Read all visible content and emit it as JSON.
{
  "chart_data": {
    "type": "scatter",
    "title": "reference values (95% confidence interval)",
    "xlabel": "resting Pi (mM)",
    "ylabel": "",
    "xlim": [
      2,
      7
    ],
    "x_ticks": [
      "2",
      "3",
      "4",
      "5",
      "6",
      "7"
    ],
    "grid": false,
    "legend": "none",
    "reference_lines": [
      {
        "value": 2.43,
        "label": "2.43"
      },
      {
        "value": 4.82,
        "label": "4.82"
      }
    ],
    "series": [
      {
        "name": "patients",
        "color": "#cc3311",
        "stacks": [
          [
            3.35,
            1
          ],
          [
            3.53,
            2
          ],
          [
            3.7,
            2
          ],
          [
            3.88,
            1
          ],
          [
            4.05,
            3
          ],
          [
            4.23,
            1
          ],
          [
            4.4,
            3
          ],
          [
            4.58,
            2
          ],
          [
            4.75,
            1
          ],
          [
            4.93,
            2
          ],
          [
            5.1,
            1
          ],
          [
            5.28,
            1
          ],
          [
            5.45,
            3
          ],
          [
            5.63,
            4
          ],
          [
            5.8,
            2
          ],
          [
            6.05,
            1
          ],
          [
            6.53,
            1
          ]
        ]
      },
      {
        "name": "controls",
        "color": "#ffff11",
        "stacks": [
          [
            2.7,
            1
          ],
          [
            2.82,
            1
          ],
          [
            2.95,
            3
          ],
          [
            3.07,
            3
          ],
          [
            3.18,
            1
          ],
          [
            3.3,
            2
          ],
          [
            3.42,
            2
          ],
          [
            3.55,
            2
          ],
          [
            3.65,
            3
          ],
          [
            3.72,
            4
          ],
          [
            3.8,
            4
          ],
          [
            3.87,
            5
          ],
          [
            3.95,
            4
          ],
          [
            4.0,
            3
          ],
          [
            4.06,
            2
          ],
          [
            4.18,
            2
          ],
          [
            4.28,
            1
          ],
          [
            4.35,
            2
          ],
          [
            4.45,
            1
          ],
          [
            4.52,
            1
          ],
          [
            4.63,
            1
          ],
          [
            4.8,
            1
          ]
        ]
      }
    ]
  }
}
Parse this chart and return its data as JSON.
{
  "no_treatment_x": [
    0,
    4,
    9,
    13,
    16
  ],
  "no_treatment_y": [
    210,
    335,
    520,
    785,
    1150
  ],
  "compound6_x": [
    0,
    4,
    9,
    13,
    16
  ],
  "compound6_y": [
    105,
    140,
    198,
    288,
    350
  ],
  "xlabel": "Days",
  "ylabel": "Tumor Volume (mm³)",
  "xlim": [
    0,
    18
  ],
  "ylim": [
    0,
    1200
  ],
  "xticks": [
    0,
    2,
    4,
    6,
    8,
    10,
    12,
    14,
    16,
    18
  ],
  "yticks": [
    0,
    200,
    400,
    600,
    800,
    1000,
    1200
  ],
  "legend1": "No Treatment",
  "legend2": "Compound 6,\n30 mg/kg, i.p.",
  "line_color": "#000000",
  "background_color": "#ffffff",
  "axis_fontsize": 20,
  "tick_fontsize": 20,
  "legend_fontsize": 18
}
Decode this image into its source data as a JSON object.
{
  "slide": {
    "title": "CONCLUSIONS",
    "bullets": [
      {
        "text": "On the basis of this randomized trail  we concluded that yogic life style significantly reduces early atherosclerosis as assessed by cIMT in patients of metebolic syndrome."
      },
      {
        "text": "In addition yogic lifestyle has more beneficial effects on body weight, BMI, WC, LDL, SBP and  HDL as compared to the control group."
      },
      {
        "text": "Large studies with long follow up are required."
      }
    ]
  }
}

* * *

Every record, copied exactly, is the expected answer.

• **Result for this exercise**:
Read all visible content and emit it as JSON.
{
  "chart_data": {
    "type": "scatter",
    "title": "reference values (95% confidence interval)",
    "xlabel": "resting Pi (mM)",
    "ylabel": "",
    "xlim": [
      2,
      7
    ],
    "x_ticks": [
      "2",
      "3",
      "4",
      "5",
      "6",
      "7"
    ],
    "grid": false,
    "legend": "none",
    "reference_lines": [
      {
        "value": 2.43,
        "label": "2.43"
      },
      {
        "value": 4.82,
        "label": "4.82"
      }
    ],
    "series": [
      {
        "name": "patients",
        "color": "#cc3311",
        "stacks": [
          [
            3.35,
            1
          ],
          [
            3.53,
            2
          ],
          [
            3.7,
            2
          ],
          [
            3.88,
            1
          ],
          [
            4.05,
            3
          ],
          [
            4.23,
            1
          ],
          [
            4.4,
            3
          ],
          [
            4.58,
            2
          ],
          [
            4.75,
            1
          ],
          [
            4.93,
            2
          ],
          [
            5.1,
            1
          ],
          [
            5.28,
            1
          ],
          [
            5.45,
            3
          ],
          [
            5.63,
            4
          ],
          [
            5.8,
            2
          ],
          [
            6.05,
            1
          ],
          [
            6.53,
            1
          ]
        ]
      },
      {
        "name": "controls",
        "color": "#ffff11",
        "stacks": [
          [
            2.7,
            1
          ],
          [
            2.82,
            1
          ],
          [
            2.95,
            3
          ],
          [
            3.07,
            3
          ],
          [
            3.18,
            1
          ],
          [
            3.3,
            2
          ],
          [
            3.42,
            2
          ],
          [
            3.55,
            2
          ],
          [
            3.65,
            3
          ],
          [
            3.72,
            4
          ],
          [
            3.8,
            4
          ],
          [
            3.87,
            5
          ],
          [
            3.95,
            4
          ],
          [
            4.0,
            3
          ],
          [
            4.06,
            2
          ],
          [
            4.18,
            2
          ],
          [
            4.28,
            1
          ],
          [
            4.35,
            2
          ],
          [
            4.45,
            1
          ],
          [
            4.52,
            1
          ],
          [
            4.63,
            1
          ],
          [
            4.8,
            1
          ]
        ]
      }
    ]
  }
}
Parse this chart and return its data as JSON.
{
  "no_treatment_x": [
    0,
    4,
    9,
    13,
    16
  ],
  "no_treatment_y": [
    210,
    335,
    520,
    785,
    1150
  ],
  "compound6_x": [
    0,
    4,
    9,
    13,
    16
  ],
  "compound6_y": [
    105,
    140,
    198,
    288,
    350
  ],
  "xlabel": "Days",
  "ylabel": "Tumor Volume (mm³)",
  "xlim": [
    0,
    18
  ],
  "ylim": [
    0,
    1200
  ],
  "xticks": [
    0,
    2,
    4,
    6,
    8,
    10,
    12,
    14,
    16,
    18
  ],
  "yticks": [
    0,
    200,
    400,
    600,
    800,
    1000,
    1200
  ],
  "legend1": "No Treatment",
  "legend2": "Compound 6,\n30 mg/kg, i.p.",
  "line_color": "#000000",
  "background_color": "#ffffff",
  "axis_fontsize": 20,
  "tick_fontsize": 20,
  "legend_fontsize": 18
}
Decode this image into its source data as a JSON object.
{
  "slide": {
    "title": "CONCLUSIONS",
    "bullets": [
      {
        "text": "On the basis of this randomized trail  we concluded that yogic life style significantly reduces early atherosclerosis as assessed by cIMT in patients of metebolic syndrome."
      },
      {
        "text": "In addition yogic lifestyle has more beneficial effects on body weight, BMI, WC, LDL, SBP and  HDL as compared to the control group."
      },
      {
        "text": "Large studies with long follow up are required."
      }
    ]
  }
}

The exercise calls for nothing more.